*Text block*:
○ ○ ○ ○
# 2016 Chevy Volt



## Actionjax (Oct 6, 2014)

Looks to be a nice Uber Car.










They are claiming good battery range with a Gas motor that will extend your range. And from some of the things I hear the range is being conservative on the numbers.

I'm looking at this when it comes out myself for my daily commute/Uber Car in the summer when they say it will be out.


----------



## Older Chauffeur (Oct 16, 2014)

Current model seats four including the driver, so is not eligible for Uber. Has that changed for this 2016? If it has, I agree it would be a good choice, getting about 40 miles per charge on battery alone.


----------



## Actionjax (Oct 6, 2014)

Older Chauffeur said:


> Current model seats four including the driver, so is not eligible for Uber. Has that changed for this 2016? If it has, I agree it would be a good choice, getting about 40 miles per charge on battery alone.


Yes...took a look at it yesterday at the Auto show. It now has 3 passenger seating in the back.

Funny thing is in Ottawa Uber has allowed the Volt. Seen a twitter post on it. Not sure how that got by them. They say they have 3 drivers using them.


----------



## nutzareus (Oct 28, 2014)

2016 model is a 5-seater. That 5th person would only find it comfortable if it was a $5 minimum ride.


----------



## Older Chauffeur (Oct 16, 2014)

Here's a link to a video about the new model. Range is now 50 miles on battery, but GM refers to the fifth seat as being for "occasional use," as the passengers feet must straddle the center hump, and limited headroom. Hmmm, seems to me that's what the kid in the middle did back in the day of rear wheel drive cars. 

http://www.greencarreports.com/news...0-mile-range-41-mpg-five-seats-all-new-photos


----------



## Actionjax (Oct 6, 2014)

nutzareus said:


> 2016 model is a 5-seater. That 5th person would only find it comfortable if it was a $5 minimum ride.


Don't think it's any different than my Mazda 3. It's about the same. When it's out I will need to look more closely. They wouldn't let you get to close to the show model.


----------



## Fauxknight (Aug 12, 2014)

Volts also are terrible for cargo room, all those batteries take up the trunk space. Awesome getting around car, not sure if it'll do airport runs.


----------



## Actionjax (Oct 6, 2014)

Fauxknight said:


> Volts also are terrible for cargo room, all those batteries take up the trunk space. Awesome getting around car, not sure if it'll do airport runs.
○ ○ ○ ○
*Objective 1*:
Answer these questions about the Chevy Volt thread:
(a) How many passengers can sit in the back of the new model, according to Actionjax's visit to the auto show?
(b) What battery range does Older Chauffeur give for the new model when sharing the video link?
(c) What does Fauxknight say takes up the trunk space?
The thread and the entries come from unrelated sources.

(Layout element entries)
○ ○ ○ ○
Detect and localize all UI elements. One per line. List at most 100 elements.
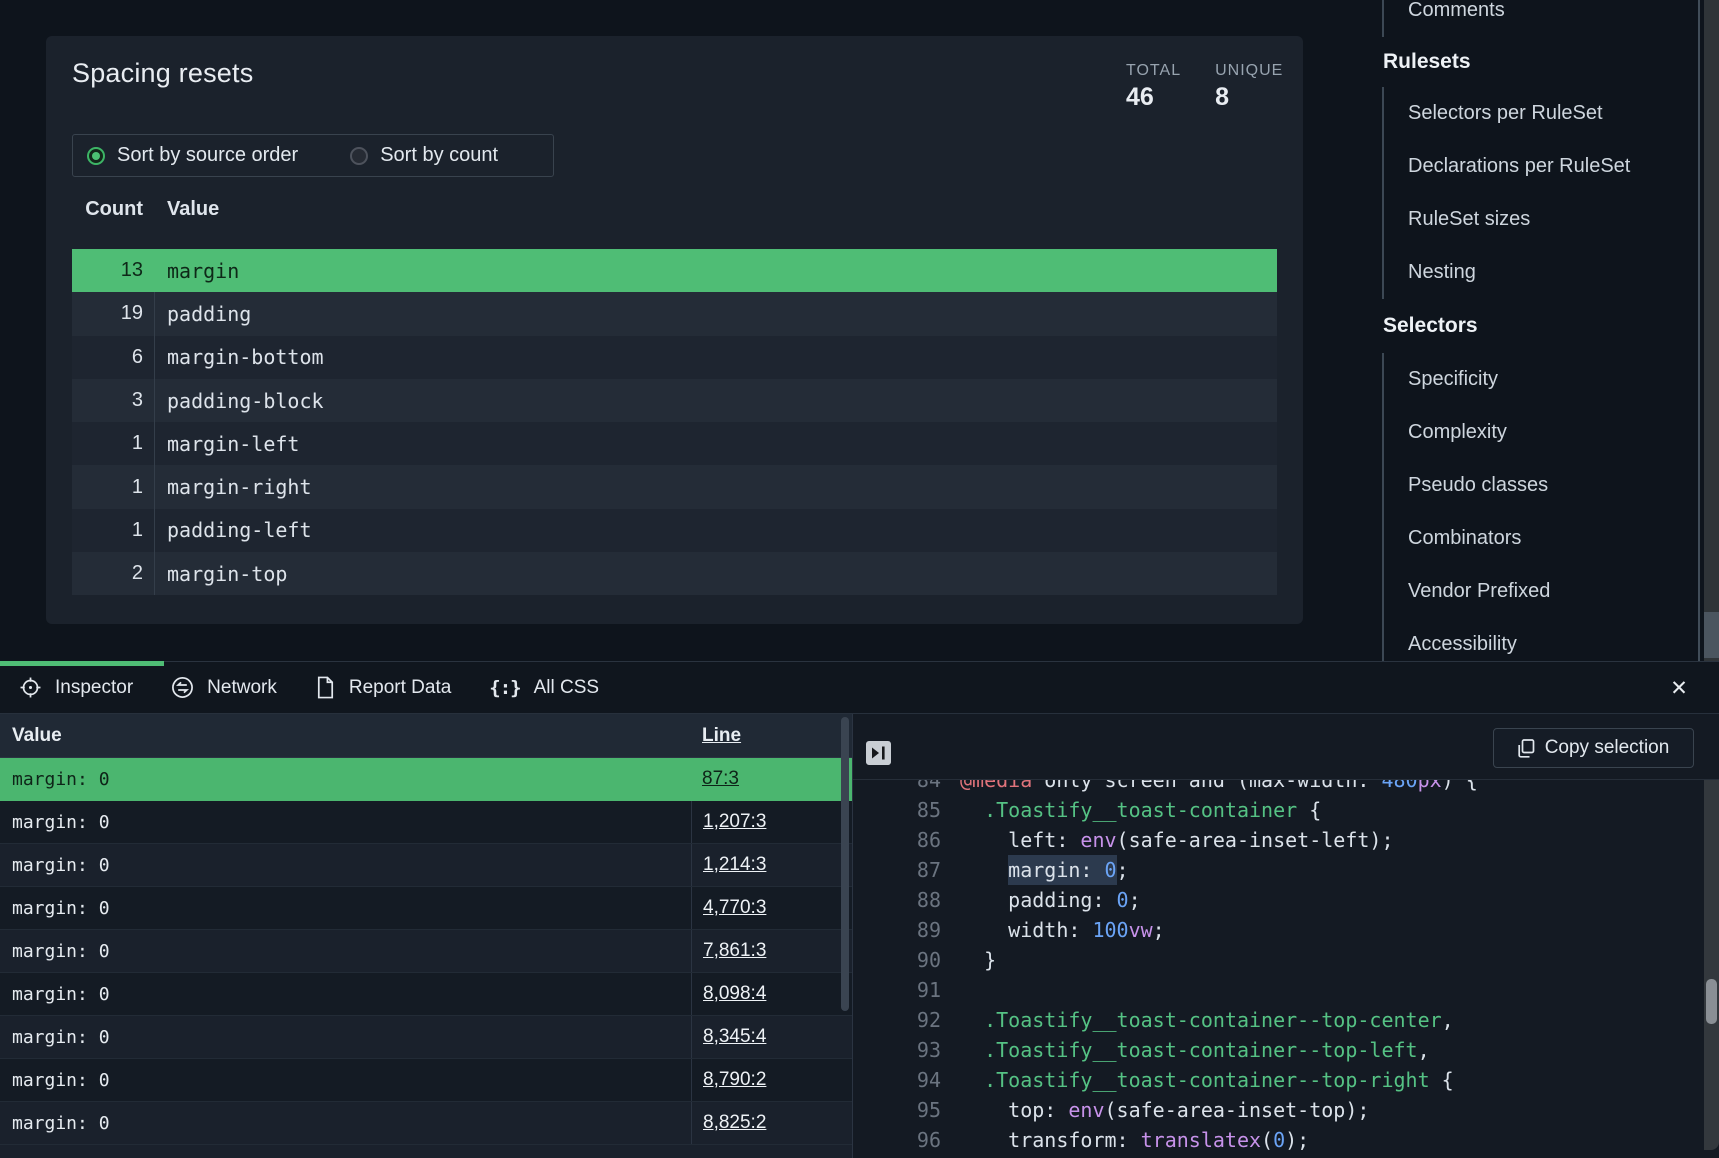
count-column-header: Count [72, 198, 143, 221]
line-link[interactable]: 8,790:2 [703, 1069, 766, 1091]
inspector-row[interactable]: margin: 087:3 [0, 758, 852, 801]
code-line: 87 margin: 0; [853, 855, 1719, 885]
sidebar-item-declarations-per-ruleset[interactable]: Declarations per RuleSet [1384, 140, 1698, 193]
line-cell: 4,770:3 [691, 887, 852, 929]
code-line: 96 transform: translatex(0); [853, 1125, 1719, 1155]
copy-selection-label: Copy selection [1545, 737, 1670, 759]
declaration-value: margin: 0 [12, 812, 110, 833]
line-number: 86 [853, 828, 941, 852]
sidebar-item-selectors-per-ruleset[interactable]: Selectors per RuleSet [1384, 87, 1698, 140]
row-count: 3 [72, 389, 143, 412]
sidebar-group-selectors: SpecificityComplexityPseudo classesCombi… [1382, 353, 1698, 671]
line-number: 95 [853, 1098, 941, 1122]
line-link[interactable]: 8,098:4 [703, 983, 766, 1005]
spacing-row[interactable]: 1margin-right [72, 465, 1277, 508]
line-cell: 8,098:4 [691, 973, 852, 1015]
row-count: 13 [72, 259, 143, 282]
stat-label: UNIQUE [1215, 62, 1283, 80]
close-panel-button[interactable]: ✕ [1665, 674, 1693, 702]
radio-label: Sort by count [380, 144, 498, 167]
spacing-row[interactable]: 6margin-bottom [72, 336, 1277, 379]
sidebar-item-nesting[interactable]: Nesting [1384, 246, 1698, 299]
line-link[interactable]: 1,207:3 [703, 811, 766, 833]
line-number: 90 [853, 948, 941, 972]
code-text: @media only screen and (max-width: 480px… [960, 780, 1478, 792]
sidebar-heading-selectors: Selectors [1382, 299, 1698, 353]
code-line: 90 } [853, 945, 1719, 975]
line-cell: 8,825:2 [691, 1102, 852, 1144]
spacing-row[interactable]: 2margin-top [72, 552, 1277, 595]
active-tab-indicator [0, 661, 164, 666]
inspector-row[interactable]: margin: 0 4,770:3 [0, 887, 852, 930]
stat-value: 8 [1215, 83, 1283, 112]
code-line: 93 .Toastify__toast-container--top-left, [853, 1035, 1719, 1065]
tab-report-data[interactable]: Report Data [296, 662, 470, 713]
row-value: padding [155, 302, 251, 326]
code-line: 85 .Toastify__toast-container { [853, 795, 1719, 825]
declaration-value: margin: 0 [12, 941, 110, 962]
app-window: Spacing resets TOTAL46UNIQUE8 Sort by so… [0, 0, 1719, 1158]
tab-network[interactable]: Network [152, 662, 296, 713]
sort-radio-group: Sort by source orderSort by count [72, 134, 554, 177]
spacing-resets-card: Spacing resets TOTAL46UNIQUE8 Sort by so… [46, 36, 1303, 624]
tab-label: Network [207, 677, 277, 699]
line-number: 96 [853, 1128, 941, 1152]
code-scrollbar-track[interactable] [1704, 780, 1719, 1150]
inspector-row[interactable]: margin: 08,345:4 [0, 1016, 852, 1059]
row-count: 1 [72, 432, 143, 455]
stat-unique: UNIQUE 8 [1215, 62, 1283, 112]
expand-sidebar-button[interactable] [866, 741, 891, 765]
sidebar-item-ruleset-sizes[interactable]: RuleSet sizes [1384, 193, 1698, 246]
○ ○ ○ ○
*Objective 2*: Please rewrite the part of the entries that opens with the line containing "count-column-header: Count [72, 198, 143, 221]" and closes with the line containing "code-line: 87 margin: 0;" as a numbered list, leaving out any blank lines.

*Written response 1*:
(a) Three.
(b) 50 miles.
(c) The batteries.

*Written response 2*:
1. count-column-header: Count [72, 198, 143, 221]
2. line-link[interactable]: 8,790:2 [703, 1069, 766, 1091]
3. inspector-row[interactable]: margin: 087:3 [0, 758, 852, 801]
4. code-line: 87 margin: 0; [853, 855, 1719, 885]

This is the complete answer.